• [Short exercise]:
Copy out every line that contains "aasta".

─── Data supplied ───

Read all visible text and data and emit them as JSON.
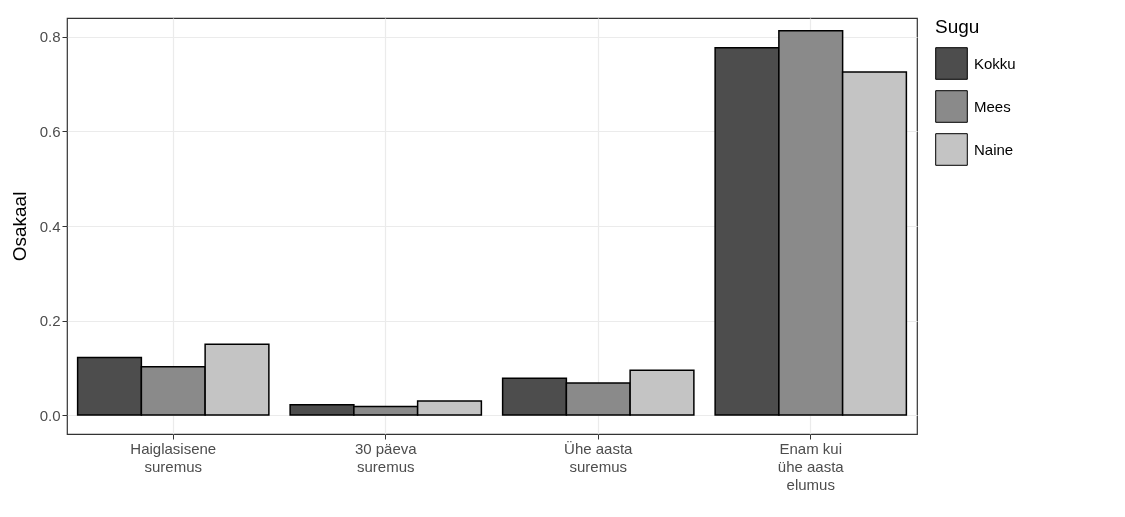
{
  "chart_data": {
    "type": "bar",
    "ylabel": "Osakaal",
    "legend_title": "Sugu",
    "categories": [
      "Haiglasisene\nsuremus",
      "30 päeva\nsuremus",
      "Ühe aasta\nsuremus",
      "Enam kui\nühe aasta\nelumus"
    ],
    "series": [
      {
        "name": "Kokku",
        "color": "#4d4d4d",
        "values": [
          0.122,
          0.022,
          0.078,
          0.777
        ]
      },
      {
        "name": "Mees",
        "color": "#8a8a8a",
        "values": [
          0.102,
          0.018,
          0.068,
          0.813
        ]
      },
      {
        "name": "Naine",
        "color": "#c4c4c4",
        "values": [
          0.15,
          0.03,
          0.095,
          0.726
        ]
      }
    ],
    "ylim": [
      -0.04,
      0.84
    ],
    "yticks": [
      {
        "value": 0,
        "label": "0.0"
      },
      {
        "value": 0.2,
        "label": "0.2"
      },
      {
        "value": 0.4,
        "label": "0.4"
      },
      {
        "value": 0.6,
        "label": "0.6"
      },
      {
        "value": 0.8,
        "label": "0.8"
      }
    ],
    "grid": true,
    "legend": "right"
  }
}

───

• [Task solution]:
      "Ühe aasta\nsuremus",
      "Enam kui\nühe aasta\nelumus"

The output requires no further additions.